**SOURCE DATA**.
* * *

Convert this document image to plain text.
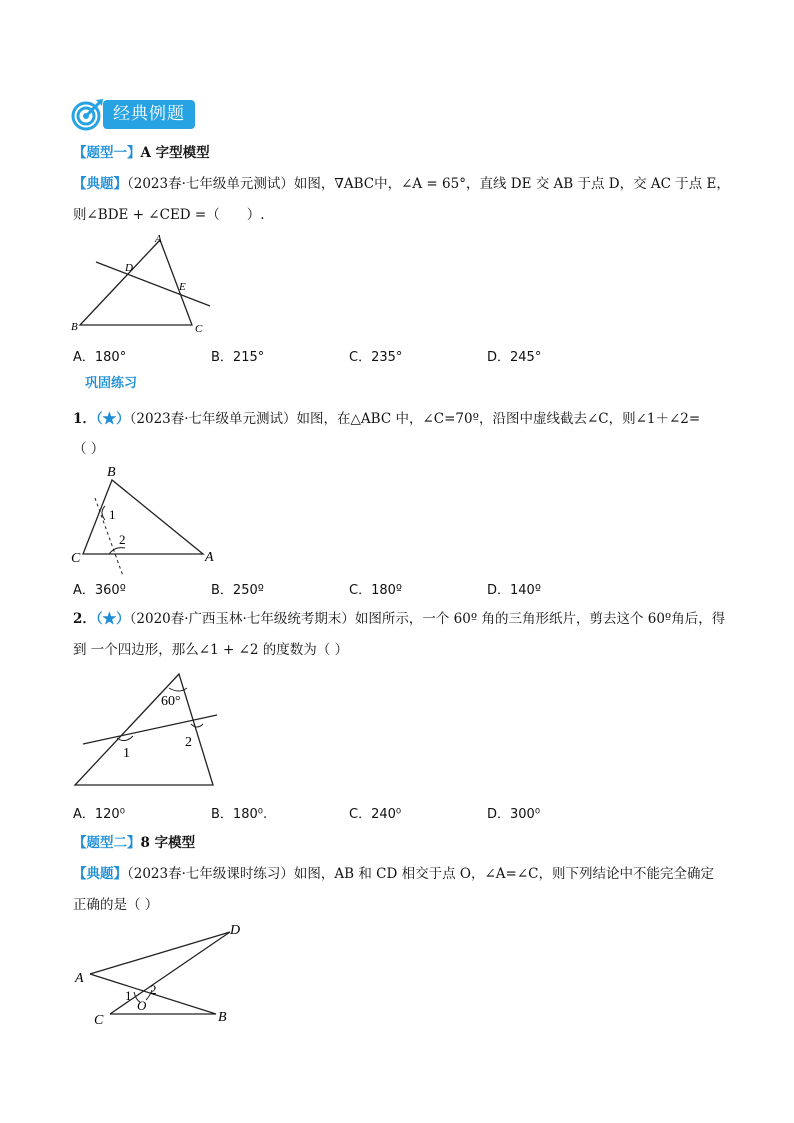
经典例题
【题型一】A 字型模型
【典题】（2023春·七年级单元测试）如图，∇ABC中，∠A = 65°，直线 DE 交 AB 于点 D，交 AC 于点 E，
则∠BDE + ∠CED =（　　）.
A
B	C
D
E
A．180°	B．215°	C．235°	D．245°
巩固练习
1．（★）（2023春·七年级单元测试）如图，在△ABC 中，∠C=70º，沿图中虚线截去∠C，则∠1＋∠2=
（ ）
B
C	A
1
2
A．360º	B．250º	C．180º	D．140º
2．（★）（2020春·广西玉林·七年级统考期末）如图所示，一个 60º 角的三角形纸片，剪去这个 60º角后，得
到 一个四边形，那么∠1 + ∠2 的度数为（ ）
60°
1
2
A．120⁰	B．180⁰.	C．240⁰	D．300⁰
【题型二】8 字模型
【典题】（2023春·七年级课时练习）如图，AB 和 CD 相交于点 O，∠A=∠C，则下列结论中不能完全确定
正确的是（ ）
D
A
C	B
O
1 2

* * *

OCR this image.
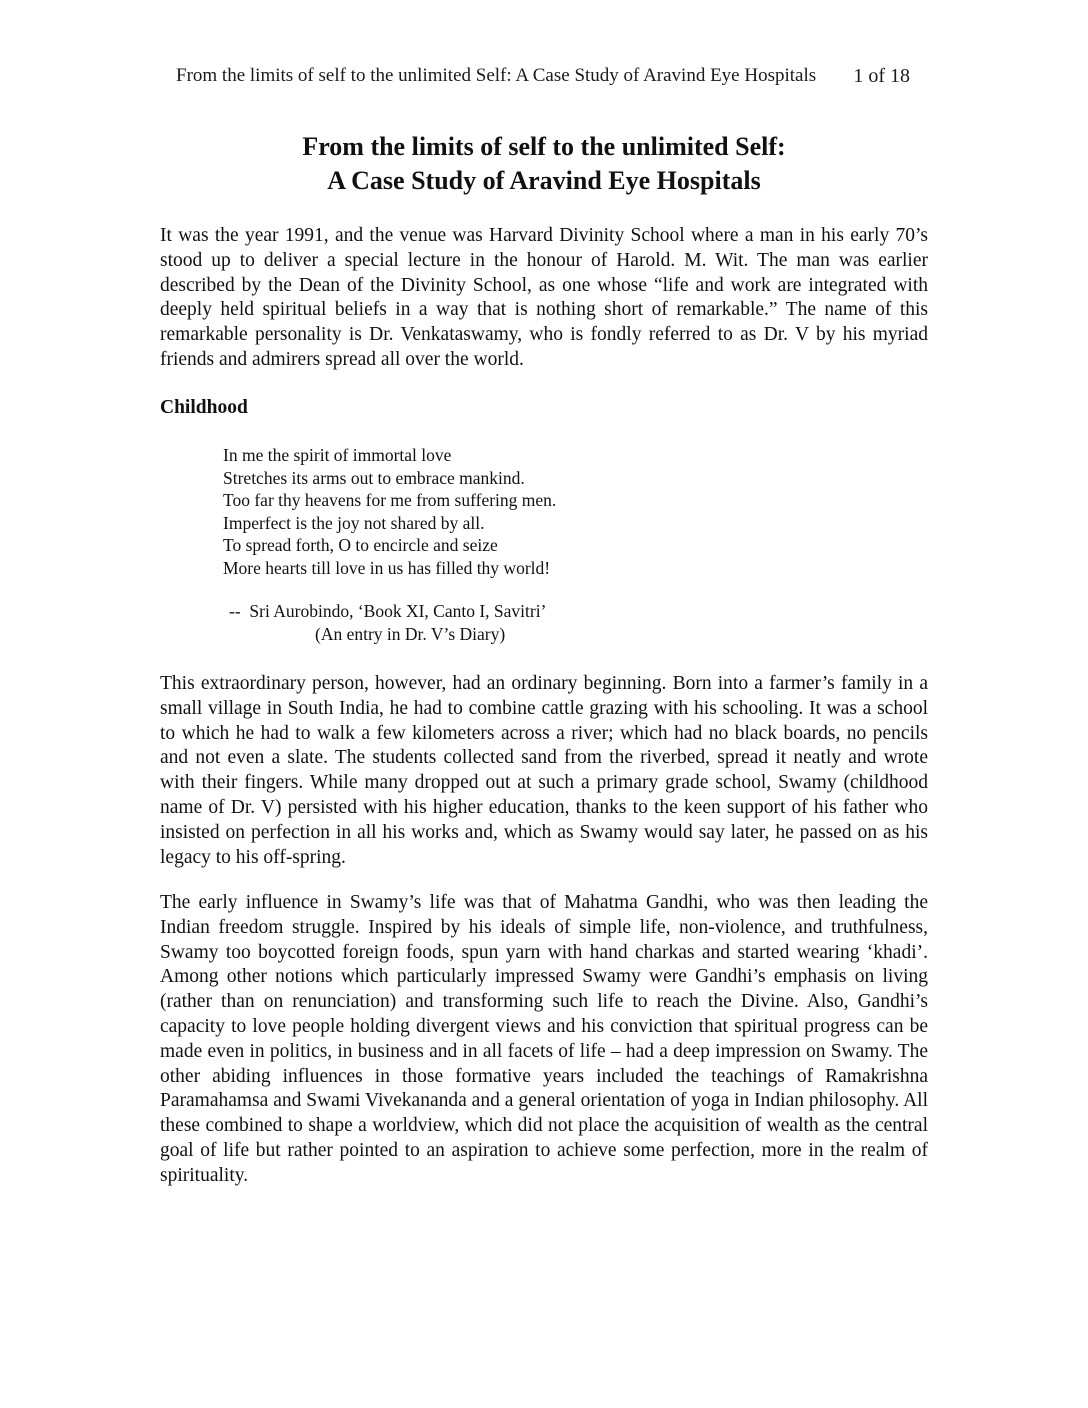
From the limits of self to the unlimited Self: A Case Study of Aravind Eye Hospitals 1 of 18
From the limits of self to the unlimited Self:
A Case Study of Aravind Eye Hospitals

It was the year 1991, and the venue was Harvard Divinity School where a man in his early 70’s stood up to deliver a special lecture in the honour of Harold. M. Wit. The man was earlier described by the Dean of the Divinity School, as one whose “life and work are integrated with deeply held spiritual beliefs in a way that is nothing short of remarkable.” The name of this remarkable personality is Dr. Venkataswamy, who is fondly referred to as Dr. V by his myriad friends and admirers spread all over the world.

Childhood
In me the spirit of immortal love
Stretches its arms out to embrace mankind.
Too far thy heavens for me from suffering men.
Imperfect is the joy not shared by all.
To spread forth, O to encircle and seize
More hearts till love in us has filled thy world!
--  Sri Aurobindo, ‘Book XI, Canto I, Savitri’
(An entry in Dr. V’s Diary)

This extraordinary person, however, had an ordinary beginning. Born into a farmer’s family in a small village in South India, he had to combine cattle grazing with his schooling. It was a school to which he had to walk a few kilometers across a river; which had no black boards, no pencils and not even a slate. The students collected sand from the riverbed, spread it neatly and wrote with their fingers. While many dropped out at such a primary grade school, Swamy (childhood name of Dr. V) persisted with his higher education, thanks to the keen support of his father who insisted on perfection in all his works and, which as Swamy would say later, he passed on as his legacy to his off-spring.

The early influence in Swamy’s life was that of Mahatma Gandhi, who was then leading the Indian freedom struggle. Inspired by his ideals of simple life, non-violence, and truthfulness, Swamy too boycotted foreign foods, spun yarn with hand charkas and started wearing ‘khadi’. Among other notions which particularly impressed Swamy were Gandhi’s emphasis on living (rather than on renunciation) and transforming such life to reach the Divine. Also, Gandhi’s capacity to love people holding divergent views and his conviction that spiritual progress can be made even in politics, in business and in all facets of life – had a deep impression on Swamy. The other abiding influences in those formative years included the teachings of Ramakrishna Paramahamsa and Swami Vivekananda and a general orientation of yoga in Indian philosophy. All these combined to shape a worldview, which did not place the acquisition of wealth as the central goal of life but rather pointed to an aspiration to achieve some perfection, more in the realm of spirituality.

* * *

**PROBLEM REQUIREMENTS**. Search the entries for the word "Case", then gather every line that has it.

**SOLUTION TO THIS EXERCISE**.
From the limits of self to the unlimited Self: A Case Study of Aravind Eye Hospitals 1 of 18
A Case Study of Aravind Eye Hospitals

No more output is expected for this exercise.